◆ DIRECTION
Your task is to print every entry below exactly as given.

◆ DATA TO USE

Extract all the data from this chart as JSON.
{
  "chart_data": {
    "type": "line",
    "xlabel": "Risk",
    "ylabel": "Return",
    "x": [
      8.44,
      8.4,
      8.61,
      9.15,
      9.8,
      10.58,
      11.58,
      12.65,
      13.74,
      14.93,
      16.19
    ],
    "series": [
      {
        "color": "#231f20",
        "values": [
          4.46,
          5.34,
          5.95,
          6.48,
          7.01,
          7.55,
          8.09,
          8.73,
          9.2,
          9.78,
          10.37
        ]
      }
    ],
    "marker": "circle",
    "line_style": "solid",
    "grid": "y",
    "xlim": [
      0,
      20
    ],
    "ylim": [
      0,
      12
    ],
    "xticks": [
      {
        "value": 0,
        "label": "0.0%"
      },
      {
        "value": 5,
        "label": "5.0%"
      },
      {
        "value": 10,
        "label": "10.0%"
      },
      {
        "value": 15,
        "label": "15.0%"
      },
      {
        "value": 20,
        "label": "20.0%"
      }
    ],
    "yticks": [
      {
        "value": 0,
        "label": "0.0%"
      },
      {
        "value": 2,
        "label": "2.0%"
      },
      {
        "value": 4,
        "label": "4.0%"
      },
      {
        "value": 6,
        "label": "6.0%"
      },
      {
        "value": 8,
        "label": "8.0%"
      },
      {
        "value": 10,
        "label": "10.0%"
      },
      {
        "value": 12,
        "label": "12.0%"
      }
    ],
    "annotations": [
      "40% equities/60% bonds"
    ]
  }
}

◆ ANSWER TO THE EXERCISE
Extract all the data from this chart as JSON.
{
  "chart_data": {
    "type": "line",
    "xlabel": "Risk",
    "ylabel": "Return",
    "x": [
      8.44,
      8.4,
      8.61,
      9.15,
      9.8,
      10.58,
      11.58,
      12.65,
      13.74,
      14.93,
      16.19
    ],
    "series": [
      {
        "color": "#231f20",
        "values": [
          4.46,
          5.34,
          5.95,
          6.48,
          7.01,
          7.55,
          8.09,
          8.73,
          9.2,
          9.78,
          10.37
        ]
      }
    ],
    "marker": "circle",
    "line_style": "solid",
    "grid": "y",
    "xlim": [
      0,
      20
    ],
    "ylim": [
      0,
      12
    ],
    "xticks": [
      {
        "value": 0,
        "label": "0.0%"
      },
      {
        "value": 5,
        "label": "5.0%"
      },
      {
        "value": 10,
        "label": "10.0%"
      },
      {
        "value": 15,
        "label": "15.0%"
      },
      {
        "value": 20,
        "label": "20.0%"
      }
    ],
    "yticks": [
      {
        "value": 0,
        "label": "0.0%"
      },
      {
        "value": 2,
        "label": "2.0%"
      },
      {
        "value": 4,
        "label": "4.0%"
      },
      {
        "value": 6,
        "label": "6.0%"
      },
      {
        "value": 8,
        "label": "8.0%"
      },
      {
        "value": 10,
        "label": "10.0%"
      },
      {
        "value": 12,
        "label": "12.0%"
      }
    ],
    "annotations": [
      "40% equities/60% bonds"
    ]
  }
}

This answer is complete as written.